** BEGIN **

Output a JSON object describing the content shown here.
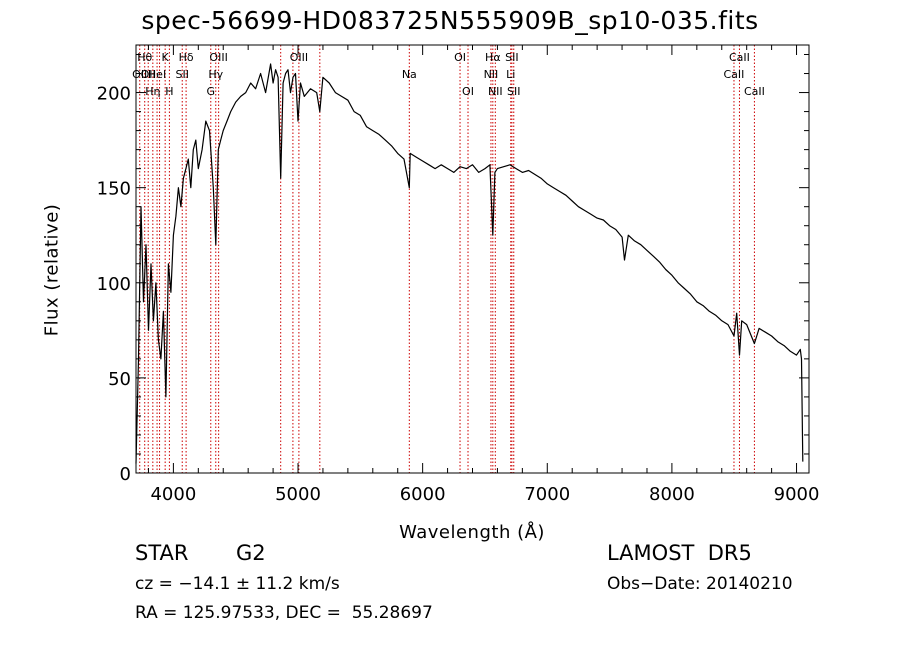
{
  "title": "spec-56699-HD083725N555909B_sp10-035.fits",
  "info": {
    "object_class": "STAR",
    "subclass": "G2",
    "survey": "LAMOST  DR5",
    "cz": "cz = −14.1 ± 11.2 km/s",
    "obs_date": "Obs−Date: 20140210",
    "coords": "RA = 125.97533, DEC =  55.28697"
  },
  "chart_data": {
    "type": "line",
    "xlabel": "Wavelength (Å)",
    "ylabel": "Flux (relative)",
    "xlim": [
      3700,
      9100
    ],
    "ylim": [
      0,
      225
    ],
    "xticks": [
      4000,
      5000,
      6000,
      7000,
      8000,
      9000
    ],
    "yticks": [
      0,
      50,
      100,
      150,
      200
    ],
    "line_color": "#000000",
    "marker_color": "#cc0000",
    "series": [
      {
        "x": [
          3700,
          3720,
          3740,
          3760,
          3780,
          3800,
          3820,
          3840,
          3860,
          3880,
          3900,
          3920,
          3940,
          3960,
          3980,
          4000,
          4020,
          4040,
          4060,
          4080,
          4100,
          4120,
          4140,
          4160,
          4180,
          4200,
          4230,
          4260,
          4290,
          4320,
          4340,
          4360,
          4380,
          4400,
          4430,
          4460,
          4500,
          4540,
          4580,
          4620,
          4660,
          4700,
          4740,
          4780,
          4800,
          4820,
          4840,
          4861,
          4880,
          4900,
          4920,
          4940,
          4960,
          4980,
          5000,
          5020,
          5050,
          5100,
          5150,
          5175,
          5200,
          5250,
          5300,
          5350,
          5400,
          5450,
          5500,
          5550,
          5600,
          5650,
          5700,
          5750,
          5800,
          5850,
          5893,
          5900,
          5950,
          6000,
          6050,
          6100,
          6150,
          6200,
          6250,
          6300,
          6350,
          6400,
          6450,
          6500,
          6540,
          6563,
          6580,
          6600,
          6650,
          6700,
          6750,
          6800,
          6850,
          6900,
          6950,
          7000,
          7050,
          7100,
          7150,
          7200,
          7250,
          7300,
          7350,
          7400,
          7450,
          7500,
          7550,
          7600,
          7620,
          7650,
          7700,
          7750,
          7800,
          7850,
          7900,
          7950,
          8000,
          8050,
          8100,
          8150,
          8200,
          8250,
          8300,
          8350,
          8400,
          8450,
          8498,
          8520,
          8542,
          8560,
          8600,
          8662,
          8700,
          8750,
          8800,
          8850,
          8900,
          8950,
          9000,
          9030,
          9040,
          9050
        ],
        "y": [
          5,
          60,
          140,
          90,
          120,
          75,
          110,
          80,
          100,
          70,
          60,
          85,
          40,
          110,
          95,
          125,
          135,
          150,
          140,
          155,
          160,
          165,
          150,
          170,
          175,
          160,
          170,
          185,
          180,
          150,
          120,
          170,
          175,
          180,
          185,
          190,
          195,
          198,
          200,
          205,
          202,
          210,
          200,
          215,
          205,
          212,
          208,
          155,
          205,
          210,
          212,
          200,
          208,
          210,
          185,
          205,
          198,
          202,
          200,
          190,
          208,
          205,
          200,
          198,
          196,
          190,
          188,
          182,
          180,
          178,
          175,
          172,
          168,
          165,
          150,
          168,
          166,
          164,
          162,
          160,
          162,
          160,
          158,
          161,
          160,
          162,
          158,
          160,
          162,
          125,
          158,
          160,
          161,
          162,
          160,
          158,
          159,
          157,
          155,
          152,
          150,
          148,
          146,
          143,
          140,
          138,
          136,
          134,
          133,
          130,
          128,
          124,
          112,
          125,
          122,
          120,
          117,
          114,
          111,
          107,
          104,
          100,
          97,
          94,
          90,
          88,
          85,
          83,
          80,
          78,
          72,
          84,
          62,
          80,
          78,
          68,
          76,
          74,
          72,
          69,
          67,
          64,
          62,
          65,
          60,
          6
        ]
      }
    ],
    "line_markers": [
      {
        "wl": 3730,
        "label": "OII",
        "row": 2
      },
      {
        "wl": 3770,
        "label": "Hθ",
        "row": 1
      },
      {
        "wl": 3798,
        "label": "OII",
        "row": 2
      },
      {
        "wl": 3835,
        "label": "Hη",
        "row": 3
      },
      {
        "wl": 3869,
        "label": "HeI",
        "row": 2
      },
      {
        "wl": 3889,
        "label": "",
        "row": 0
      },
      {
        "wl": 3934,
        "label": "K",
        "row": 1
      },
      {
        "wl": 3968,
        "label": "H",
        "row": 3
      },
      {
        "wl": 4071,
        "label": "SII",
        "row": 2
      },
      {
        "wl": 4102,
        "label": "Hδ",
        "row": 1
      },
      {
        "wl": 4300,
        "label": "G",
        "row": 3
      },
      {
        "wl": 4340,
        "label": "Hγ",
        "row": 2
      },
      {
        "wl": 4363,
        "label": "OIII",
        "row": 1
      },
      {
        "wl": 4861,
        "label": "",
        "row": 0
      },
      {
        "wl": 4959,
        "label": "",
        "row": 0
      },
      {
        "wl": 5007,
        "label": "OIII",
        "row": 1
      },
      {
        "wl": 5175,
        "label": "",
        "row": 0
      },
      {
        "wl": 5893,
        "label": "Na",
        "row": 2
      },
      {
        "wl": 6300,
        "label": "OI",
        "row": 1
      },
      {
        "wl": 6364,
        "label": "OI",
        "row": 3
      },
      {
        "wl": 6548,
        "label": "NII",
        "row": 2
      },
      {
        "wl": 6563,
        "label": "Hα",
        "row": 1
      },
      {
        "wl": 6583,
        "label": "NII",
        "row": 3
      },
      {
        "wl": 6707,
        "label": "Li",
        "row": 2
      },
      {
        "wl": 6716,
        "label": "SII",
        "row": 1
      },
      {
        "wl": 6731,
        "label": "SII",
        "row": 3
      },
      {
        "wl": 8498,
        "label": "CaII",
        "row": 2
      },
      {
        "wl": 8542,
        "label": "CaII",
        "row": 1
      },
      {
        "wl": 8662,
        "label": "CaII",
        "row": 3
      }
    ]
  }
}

** END **

• WHAT THE TASK ASKS: Please write out all of the material above without changing a word, and omit any pictures.

• RESULT FOR THIS EXERCISE:
Output a JSON object describing the content shown here.
{
  "title": "spec-56699-HD083725N555909B_sp10-035.fits",
  "info": {
    "object_class": "STAR",
    "subclass": "G2",
    "survey": "LAMOST  DR5",
    "cz": "cz = −14.1 ± 11.2 km/s",
    "obs_date": "Obs−Date: 20140210",
    "coords": "RA = 125.97533, DEC =  55.28697"
  },
  "chart_data": {
    "type": "line",
    "xlabel": "Wavelength (Å)",
    "ylabel": "Flux (relative)",
    "xlim": [
      3700,
      9100
    ],
    "ylim": [
      0,
      225
    ],
    "xticks": [
      4000,
      5000,
      6000,
      7000,
      8000,
      9000
    ],
    "yticks": [
      0,
      50,
      100,
      150,
      200
    ],
    "line_color": "#000000",
    "marker_color": "#cc0000",
    "series": [
      {
        "x": [
          3700,
          3720,
          3740,
          3760,
          3780,
          3800,
          3820,
          3840,
          3860,
          3880,
          3900,
          3920,
          3940,
          3960,
          3980,
          4000,
          4020,
          4040,
          4060,
          4080,
          4100,
          4120,
          4140,
          4160,
          4180,
          4200,
          4230,
          4260,
          4290,
          4320,
          4340,
          4360,
          4380,
          4400,
          4430,
          4460,
          4500,
          4540,
          4580,
          4620,
          4660,
          4700,
          4740,
          4780,
          4800,
          4820,
          4840,
          4861,
          4880,
          4900,
          4920,
          4940,
          4960,
          4980,
          5000,
          5020,
          5050,
          5100,
          5150,
          5175,
          5200,
          5250,
          5300,
          5350,
          5400,
          5450,
          5500,
          5550,
          5600,
          5650,
          5700,
          5750,
          5800,
          5850,
          5893,
          5900,
          5950,
          6000,
          6050,
          6100,
          6150,
          6200,
          6250,
          6300,
          6350,
          6400,
          6450,
          6500,
          6540,
          6563,
          6580,
          6600,
          6650,
          6700,
          6750,
          6800,
          6850,
          6900,
          6950,
          7000,
          7050,
          7100,
          7150,
          7200,
          7250,
          7300,
          7350,
          7400,
          7450,
          7500,
          7550,
          7600,
          7620,
          7650,
          7700,
          7750,
          7800,
          7850,
          7900,
          7950,
          8000,
          8050,
          8100,
          8150,
          8200,
          8250,
          8300,
          8350,
          8400,
          8450,
          8498,
          8520,
          8542,
          8560,
          8600,
          8662,
          8700,
          8750,
          8800,
          8850,
          8900,
          8950,
          9000,
          9030,
          9040,
          9050
        ],
        "y": [
          5,
          60,
          140,
          90,
          120,
          75,
          110,
          80,
          100,
          70,
          60,
          85,
          40,
          110,
          95,
          125,
          135,
          150,
          140,
          155,
          160,
          165,
          150,
          170,
          175,
          160,
          170,
          185,
          180,
          150,
          120,
          170,
          175,
          180,
          185,
          190,
          195,
          198,
          200,
          205,
          202,
          210,
          200,
          215,
          205,
          212,
          208,
          155,
          205,
          210,
          212,
          200,
          208,
          210,
          185,
          205,
          198,
          202,
          200,
          190,
          208,
          205,
          200,
          198,
          196,
          190,
          188,
          182,
          180,
          178,
          175,
          172,
          168,
          165,
          150,
          168,
          166,
          164,
          162,
          160,
          162,
          160,
          158,
          161,
          160,
          162,
          158,
          160,
          162,
          125,
          158,
          160,
          161,
          162,
          160,
          158,
          159,
          157,
          155,
          152,
          150,
          148,
          146,
          143,
          140,
          138,
          136,
          134,
          133,
          130,
          128,
          124,
          112,
          125,
          122,
          120,
          117,
          114,
          111,
          107,
          104,
          100,
          97,
          94,
          90,
          88,
          85,
          83,
          80,
          78,
          72,
          84,
          62,
          80,
          78,
          68,
          76,
          74,
          72,
          69,
          67,
          64,
          62,
          65,
          60,
          6
        ]
      }
    ],
    "line_markers": [
      {
        "wl": 3730,
        "label": "OII",
        "row": 2
      },
      {
        "wl": 3770,
        "label": "Hθ",
        "row": 1
      },
      {
        "wl": 3798,
        "label": "OII",
        "row": 2
      },
      {
        "wl": 3835,
        "label": "Hη",
        "row": 3
      },
      {
        "wl": 3869,
        "label": "HeI",
        "row": 2
      },
      {
        "wl": 3889,
        "label": "",
        "row": 0
      },
      {
        "wl": 3934,
        "label": "K",
        "row": 1
      },
      {
        "wl": 3968,
        "label": "H",
        "row": 3
      },
      {
        "wl": 4071,
        "label": "SII",
        "row": 2
      },
      {
        "wl": 4102,
        "label": "Hδ",
        "row": 1
      },
      {
        "wl": 4300,
        "label": "G",
        "row": 3
      },
      {
        "wl": 4340,
        "label": "Hγ",
        "row": 2
      },
      {
        "wl": 4363,
        "label": "OIII",
        "row": 1
      },
      {
        "wl": 4861,
        "label": "",
        "row": 0
      },
      {
        "wl": 4959,
        "label": "",
        "row": 0
      },
      {
        "wl": 5007,
        "label": "OIII",
        "row": 1
      },
      {
        "wl": 5175,
        "label": "",
        "row": 0
      },
      {
        "wl": 5893,
        "label": "Na",
        "row": 2
      },
      {
        "wl": 6300,
        "label": "OI",
        "row": 1
      },
      {
        "wl": 6364,
        "label": "OI",
        "row": 3
      },
      {
        "wl": 6548,
        "label": "NII",
        "row": 2
      },
      {
        "wl": 6563,
        "label": "Hα",
        "row": 1
      },
      {
        "wl": 6583,
        "label": "NII",
        "row": 3
      },
      {
        "wl": 6707,
        "label": "Li",
        "row": 2
      },
      {
        "wl": 6716,
        "label": "SII",
        "row": 1
      },
      {
        "wl": 6731,
        "label": "SII",
        "row": 3
      },
      {
        "wl": 8498,
        "label": "CaII",
        "row": 2
      },
      {
        "wl": 8542,
        "label": "CaII",
        "row": 1
      },
      {
        "wl": 8662,
        "label": "CaII",
        "row": 3
      }
    ]
  }
}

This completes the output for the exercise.